(RECORDS TO USE)
####################

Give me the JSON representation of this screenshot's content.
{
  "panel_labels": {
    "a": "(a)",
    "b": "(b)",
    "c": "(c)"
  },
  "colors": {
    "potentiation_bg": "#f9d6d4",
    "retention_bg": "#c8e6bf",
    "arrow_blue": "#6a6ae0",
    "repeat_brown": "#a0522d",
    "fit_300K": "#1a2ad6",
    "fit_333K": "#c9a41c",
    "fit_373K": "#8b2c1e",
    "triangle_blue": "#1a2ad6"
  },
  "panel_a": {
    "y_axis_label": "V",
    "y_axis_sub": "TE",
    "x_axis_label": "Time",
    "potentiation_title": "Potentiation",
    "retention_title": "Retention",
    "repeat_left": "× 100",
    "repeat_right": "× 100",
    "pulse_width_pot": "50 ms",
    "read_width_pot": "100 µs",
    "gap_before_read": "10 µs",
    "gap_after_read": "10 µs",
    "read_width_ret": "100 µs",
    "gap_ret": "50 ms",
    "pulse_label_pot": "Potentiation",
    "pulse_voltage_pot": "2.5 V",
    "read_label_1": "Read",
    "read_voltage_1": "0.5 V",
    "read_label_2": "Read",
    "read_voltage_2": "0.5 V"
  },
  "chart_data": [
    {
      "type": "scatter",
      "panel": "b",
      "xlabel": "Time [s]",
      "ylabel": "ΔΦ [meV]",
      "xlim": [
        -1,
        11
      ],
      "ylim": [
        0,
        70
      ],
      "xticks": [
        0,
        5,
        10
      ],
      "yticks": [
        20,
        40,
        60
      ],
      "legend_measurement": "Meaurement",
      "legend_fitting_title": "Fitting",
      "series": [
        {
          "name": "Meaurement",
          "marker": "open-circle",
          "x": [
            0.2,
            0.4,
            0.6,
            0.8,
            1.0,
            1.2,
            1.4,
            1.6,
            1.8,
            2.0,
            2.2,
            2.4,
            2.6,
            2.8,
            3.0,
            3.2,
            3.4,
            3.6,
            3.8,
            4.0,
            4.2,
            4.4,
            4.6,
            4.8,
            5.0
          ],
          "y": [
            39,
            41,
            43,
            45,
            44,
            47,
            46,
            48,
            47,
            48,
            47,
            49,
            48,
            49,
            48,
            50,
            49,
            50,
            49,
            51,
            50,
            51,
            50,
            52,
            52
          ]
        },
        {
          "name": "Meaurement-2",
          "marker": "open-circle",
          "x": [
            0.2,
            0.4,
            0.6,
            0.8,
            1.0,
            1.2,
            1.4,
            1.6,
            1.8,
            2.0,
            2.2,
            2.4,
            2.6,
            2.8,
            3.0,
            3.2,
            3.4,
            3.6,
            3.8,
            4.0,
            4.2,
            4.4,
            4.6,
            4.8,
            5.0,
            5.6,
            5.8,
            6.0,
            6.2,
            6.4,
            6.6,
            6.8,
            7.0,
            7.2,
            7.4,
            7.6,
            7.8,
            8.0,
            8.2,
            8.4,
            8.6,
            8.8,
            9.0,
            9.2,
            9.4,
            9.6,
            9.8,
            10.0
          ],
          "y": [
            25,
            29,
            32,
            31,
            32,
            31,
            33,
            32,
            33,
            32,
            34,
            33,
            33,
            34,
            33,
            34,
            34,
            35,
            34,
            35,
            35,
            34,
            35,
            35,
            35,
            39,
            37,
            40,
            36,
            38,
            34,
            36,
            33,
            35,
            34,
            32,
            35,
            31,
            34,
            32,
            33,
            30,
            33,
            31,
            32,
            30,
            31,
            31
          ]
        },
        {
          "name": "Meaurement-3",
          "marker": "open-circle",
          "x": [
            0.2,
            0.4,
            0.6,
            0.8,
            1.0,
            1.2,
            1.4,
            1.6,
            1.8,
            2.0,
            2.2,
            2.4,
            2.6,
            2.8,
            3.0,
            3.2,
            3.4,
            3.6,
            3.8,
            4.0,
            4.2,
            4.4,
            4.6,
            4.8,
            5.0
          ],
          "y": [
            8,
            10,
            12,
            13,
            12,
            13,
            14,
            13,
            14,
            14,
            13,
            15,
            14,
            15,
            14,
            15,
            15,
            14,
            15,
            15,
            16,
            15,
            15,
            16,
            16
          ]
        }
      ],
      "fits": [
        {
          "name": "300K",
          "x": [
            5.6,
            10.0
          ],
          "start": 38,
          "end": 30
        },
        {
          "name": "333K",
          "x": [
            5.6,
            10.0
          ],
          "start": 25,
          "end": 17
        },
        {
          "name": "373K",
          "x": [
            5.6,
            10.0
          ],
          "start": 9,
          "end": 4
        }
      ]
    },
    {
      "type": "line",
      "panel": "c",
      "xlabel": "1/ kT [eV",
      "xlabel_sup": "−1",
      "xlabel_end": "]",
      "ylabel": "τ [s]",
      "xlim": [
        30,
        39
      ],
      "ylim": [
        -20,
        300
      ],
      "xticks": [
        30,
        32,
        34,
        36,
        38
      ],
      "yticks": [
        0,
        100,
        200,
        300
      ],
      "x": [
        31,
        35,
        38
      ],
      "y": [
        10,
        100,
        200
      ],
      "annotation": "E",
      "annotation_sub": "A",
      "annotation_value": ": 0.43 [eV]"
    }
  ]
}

####################

(DIRECTIONS)
Write down the full listing again, exactly.

(EXERCISE RESPONSE)
Give me the JSON representation of this screenshot's content.
{
  "panel_labels": {
    "a": "(a)",
    "b": "(b)",
    "c": "(c)"
  },
  "colors": {
    "potentiation_bg": "#f9d6d4",
    "retention_bg": "#c8e6bf",
    "arrow_blue": "#6a6ae0",
    "repeat_brown": "#a0522d",
    "fit_300K": "#1a2ad6",
    "fit_333K": "#c9a41c",
    "fit_373K": "#8b2c1e",
    "triangle_blue": "#1a2ad6"
  },
  "panel_a": {
    "y_axis_label": "V",
    "y_axis_sub": "TE",
    "x_axis_label": "Time",
    "potentiation_title": "Potentiation",
    "retention_title": "Retention",
    "repeat_left": "× 100",
    "repeat_right": "× 100",
    "pulse_width_pot": "50 ms",
    "read_width_pot": "100 µs",
    "gap_before_read": "10 µs",
    "gap_after_read": "10 µs",
    "read_width_ret": "100 µs",
    "gap_ret": "50 ms",
    "pulse_label_pot": "Potentiation",
    "pulse_voltage_pot": "2.5 V",
    "read_label_1": "Read",
    "read_voltage_1": "0.5 V",
    "read_label_2": "Read",
    "read_voltage_2": "0.5 V"
  },
  "chart_data": [
    {
      "type": "scatter",
      "panel": "b",
      "xlabel": "Time [s]",
      "ylabel": "ΔΦ [meV]",
      "xlim": [
        -1,
        11
      ],
      "ylim": [
        0,
        70
      ],
      "xticks": [
        0,
        5,
        10
      ],
      "yticks": [
        20,
        40,
        60
      ],
      "legend_measurement": "Meaurement",
      "legend_fitting_title": "Fitting",
      "series": [
        {
          "name": "Meaurement",
          "marker": "open-circle",
          "x": [
            0.2,
            0.4,
            0.6,
            0.8,
            1.0,
            1.2,
            1.4,
            1.6,
            1.8,
            2.0,
            2.2,
            2.4,
            2.6,
            2.8,
            3.0,
            3.2,
            3.4,
            3.6,
            3.8,
            4.0,
            4.2,
            4.4,
            4.6,
            4.8,
            5.0
          ],
          "y": [
            39,
            41,
            43,
            45,
            44,
            47,
            46,
            48,
            47,
            48,
            47,
            49,
            48,
            49,
            48,
            50,
            49,
            50,
            49,
            51,
            50,
            51,
            50,
            52,
            52
          ]
        },
        {
          "name": "Meaurement-2",
          "marker": "open-circle",
          "x": [
            0.2,
            0.4,
            0.6,
            0.8,
            1.0,
            1.2,
            1.4,
            1.6,
            1.8,
            2.0,
            2.2,
            2.4,
            2.6,
            2.8,
            3.0,
            3.2,
            3.4,
            3.6,
            3.8,
            4.0,
            4.2,
            4.4,
            4.6,
            4.8,
            5.0,
            5.6,
            5.8,
            6.0,
            6.2,
            6.4,
            6.6,
            6.8,
            7.0,
            7.2,
            7.4,
            7.6,
            7.8,
            8.0,
            8.2,
            8.4,
            8.6,
            8.8,
            9.0,
            9.2,
            9.4,
            9.6,
            9.8,
            10.0
          ],
          "y": [
            25,
            29,
            32,
            31,
            32,
            31,
            33,
            32,
            33,
            32,
            34,
            33,
            33,
            34,
            33,
            34,
            34,
            35,
            34,
            35,
            35,
            34,
            35,
            35,
            35,
            39,
            37,
            40,
            36,
            38,
            34,
            36,
            33,
            35,
            34,
            32,
            35,
            31,
            34,
            32,
            33,
            30,
            33,
            31,
            32,
            30,
            31,
            31
          ]
        },
        {
          "name": "Meaurement-3",
          "marker": "open-circle",
          "x": [
            0.2,
            0.4,
            0.6,
            0.8,
            1.0,
            1.2,
            1.4,
            1.6,
            1.8,
            2.0,
            2.2,
            2.4,
            2.6,
            2.8,
            3.0,
            3.2,
            3.4,
            3.6,
            3.8,
            4.0,
            4.2,
            4.4,
            4.6,
            4.8,
            5.0
          ],
          "y": [
            8,
            10,
            12,
            13,
            12,
            13,
            14,
            13,
            14,
            14,
            13,
            15,
            14,
            15,
            14,
            15,
            15,
            14,
            15,
            15,
            16,
            15,
            15,
            16,
            16
          ]
        }
      ],
      "fits": [
        {
          "name": "300K",
          "x": [
            5.6,
            10.0
          ],
          "start": 38,
          "end": 30
        },
        {
          "name": "333K",
          "x": [
            5.6,
            10.0
          ],
          "start": 25,
          "end": 17
        },
        {
          "name": "373K",
          "x": [
            5.6,
            10.0
          ],
          "start": 9,
          "end": 4
        }
      ]
    },
    {
      "type": "line",
      "panel": "c",
      "xlabel": "1/ kT [eV",
      "xlabel_sup": "−1",
      "xlabel_end": "]",
      "ylabel": "τ [s]",
      "xlim": [
        30,
        39
      ],
      "ylim": [
        -20,
        300
      ],
      "xticks": [
        30,
        32,
        34,
        36,
        38
      ],
      "yticks": [
        0,
        100,
        200,
        300
      ],
      "x": [
        31,
        35,
        38
      ],
      "y": [
        10,
        100,
        200
      ],
      "annotation": "E",
      "annotation_sub": "A",
      "annotation_value": ": 0.43 [eV]"
    }
  ]
}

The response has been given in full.